**Provided records:**
═══
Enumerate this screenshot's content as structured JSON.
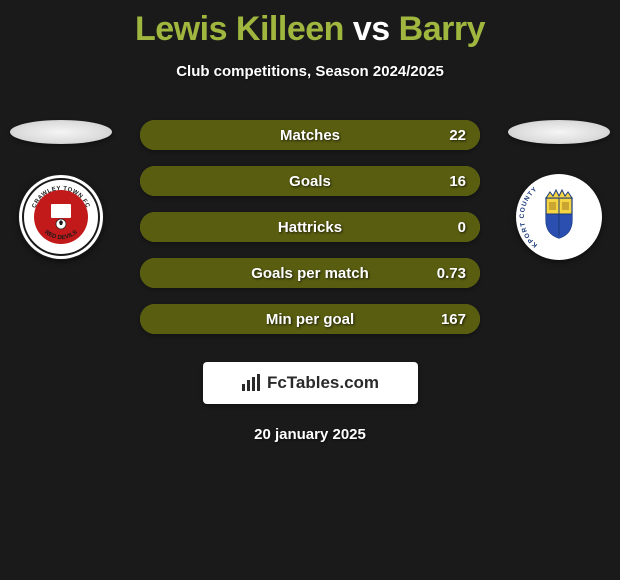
{
  "title": {
    "player1": "Lewis Killeen",
    "vs": "vs",
    "player2": "Barry",
    "color_player1": "#9fb63f",
    "color_vs": "#ffffff",
    "color_player2": "#9fb63f"
  },
  "subtitle": "Club competitions, Season 2024/2025",
  "colors": {
    "background": "#1a1a1a",
    "bar_bg": "#8a8f21",
    "bar_fill": "#595d10",
    "text_light": "#ffffff",
    "logo_bg": "#ffffff",
    "logo_text": "#2a2a2a"
  },
  "stats": [
    {
      "label": "Matches",
      "value": "22",
      "fill_pct": 100
    },
    {
      "label": "Goals",
      "value": "16",
      "fill_pct": 100
    },
    {
      "label": "Hattricks",
      "value": "0",
      "fill_pct": 100
    },
    {
      "label": "Goals per match",
      "value": "0.73",
      "fill_pct": 100
    },
    {
      "label": "Min per goal",
      "value": "167",
      "fill_pct": 100
    }
  ],
  "badge_left": {
    "outer_bg": "#ffffff",
    "ring_color": "#1a1a1a",
    "inner_bg": "#c21a1a",
    "top_text": "CRAWLEY TOWN FC",
    "bottom_text": "RED DEVILS",
    "text_color": "#ffffff"
  },
  "badge_right": {
    "outer_bg": "#ffffff",
    "shield_top": "#f5d442",
    "shield_bottom": "#2a4fb0",
    "side_text": "KPORT COUNTY",
    "text_color": "#1a3a7a"
  },
  "logo": {
    "brand": "FcTables.com"
  },
  "date": "20 january 2025"
}
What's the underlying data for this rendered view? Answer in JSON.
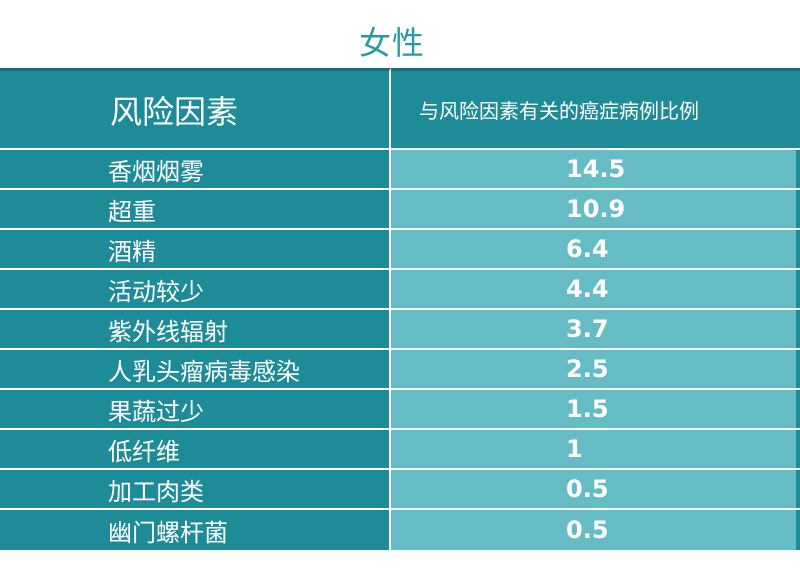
{
  "title": "女性",
  "table": {
    "header": {
      "factor": "风险因素",
      "proportion": "与风险因素有关的癌症病例比例"
    },
    "rows": [
      {
        "factor": "香烟烟雾",
        "value": "14.5"
      },
      {
        "factor": "超重",
        "value": "10.9"
      },
      {
        "factor": "酒精",
        "value": "6.4"
      },
      {
        "factor": "活动较少",
        "value": "4.4"
      },
      {
        "factor": "紫外线辐射",
        "value": "3.7"
      },
      {
        "factor": "人乳头瘤病毒感染",
        "value": "2.5"
      },
      {
        "factor": "果蔬过少",
        "value": "1.5"
      },
      {
        "factor": "低纤维",
        "value": "1"
      },
      {
        "factor": "加工肉类",
        "value": "0.5"
      },
      {
        "factor": "幽门螺杆菌",
        "value": "0.5"
      }
    ]
  },
  "colors": {
    "title": "#2a9aa6",
    "dark_teal": "#1e8c98",
    "light_teal": "#66bcc4"
  }
}
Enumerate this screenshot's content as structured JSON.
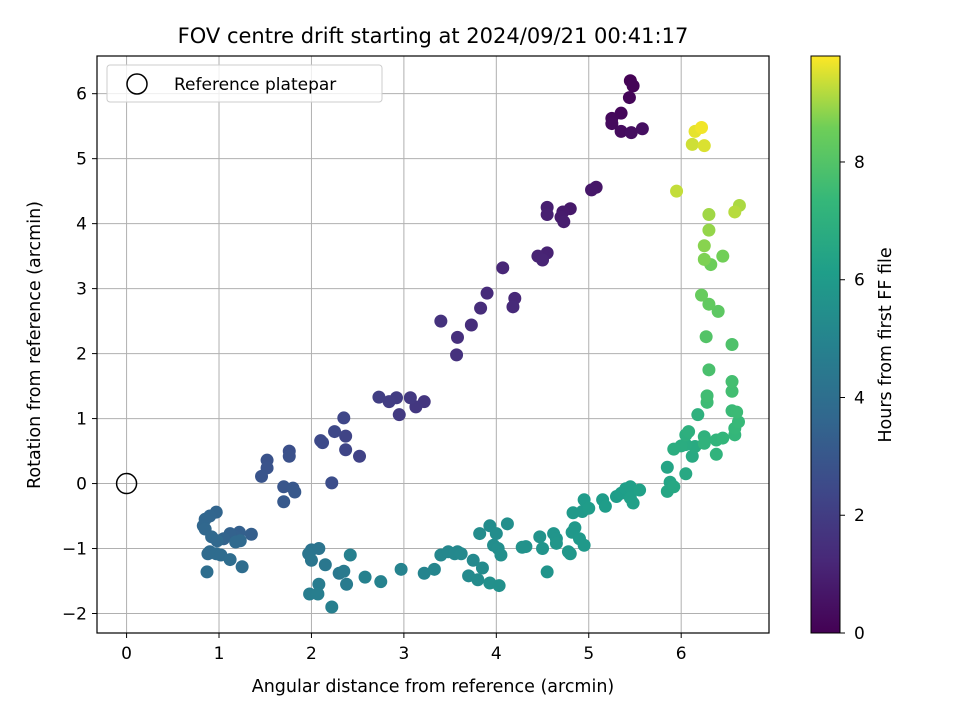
═══
**Task directions:** Each entry must be retyped word for word, with every image omitted.

**Reply:**
Enumerate this screenshot's content as structured JSON.
{
  "title": {
    "player1": "Lewis Killeen",
    "vs": "vs",
    "player2": "Barry",
    "color_player1": "#9fb63f",
    "color_vs": "#ffffff",
    "color_player2": "#9fb63f"
  },
  "subtitle": "Club competitions, Season 2024/2025",
  "colors": {
    "background": "#1a1a1a",
    "bar_bg": "#8a8f21",
    "bar_fill": "#595d10",
    "text_light": "#ffffff",
    "logo_bg": "#ffffff",
    "logo_text": "#2a2a2a"
  },
  "stats": [
    {
      "label": "Matches",
      "value": "22",
      "fill_pct": 100
    },
    {
      "label": "Goals",
      "value": "16",
      "fill_pct": 100
    },
    {
      "label": "Hattricks",
      "value": "0",
      "fill_pct": 100
    },
    {
      "label": "Goals per match",
      "value": "0.73",
      "fill_pct": 100
    },
    {
      "label": "Min per goal",
      "value": "167",
      "fill_pct": 100
    }
  ],
  "badge_left": {
    "outer_bg": "#ffffff",
    "ring_color": "#1a1a1a",
    "inner_bg": "#c21a1a",
    "top_text": "CRAWLEY TOWN FC",
    "bottom_text": "RED DEVILS",
    "text_color": "#ffffff"
  },
  "badge_right": {
    "outer_bg": "#ffffff",
    "shield_top": "#f5d442",
    "shield_bottom": "#2a4fb0",
    "side_text": "KPORT COUNTY",
    "text_color": "#1a3a7a"
  },
  "logo": {
    "brand": "FcTables.com"
  },
  "date": "20 january 2025"
}
What's the underlying data for this rendered view? Answer in JSON.
{
  "title": "女性",
  "table": {
    "header": {
      "factor": "风险因素",
      "proportion": "与风险因素有关的癌症病例比例"
    },
    "rows": [
      {
        "factor": "香烟烟雾",
        "value": "14.5"
      },
      {
        "factor": "超重",
        "value": "10.9"
      },
      {
        "factor": "酒精",
        "value": "6.4"
      },
      {
        "factor": "活动较少",
        "value": "4.4"
      },
      {
        "factor": "紫外线辐射",
        "value": "3.7"
      },
      {
        "factor": "人乳头瘤病毒感染",
        "value": "2.5"
      },
      {
        "factor": "果蔬过少",
        "value": "1.5"
      },
      {
        "factor": "低纤维",
        "value": "1"
      },
      {
        "factor": "加工肉类",
        "value": "0.5"
      },
      {
        "factor": "幽门螺杆菌",
        "value": "0.5"
      }
    ]
  },
  "colors": {
    "title": "#2a9aa6",
    "dark_teal": "#1e8c98",
    "light_teal": "#66bcc4"
  }
}
Enumerate this screenshot's content as structured JSON.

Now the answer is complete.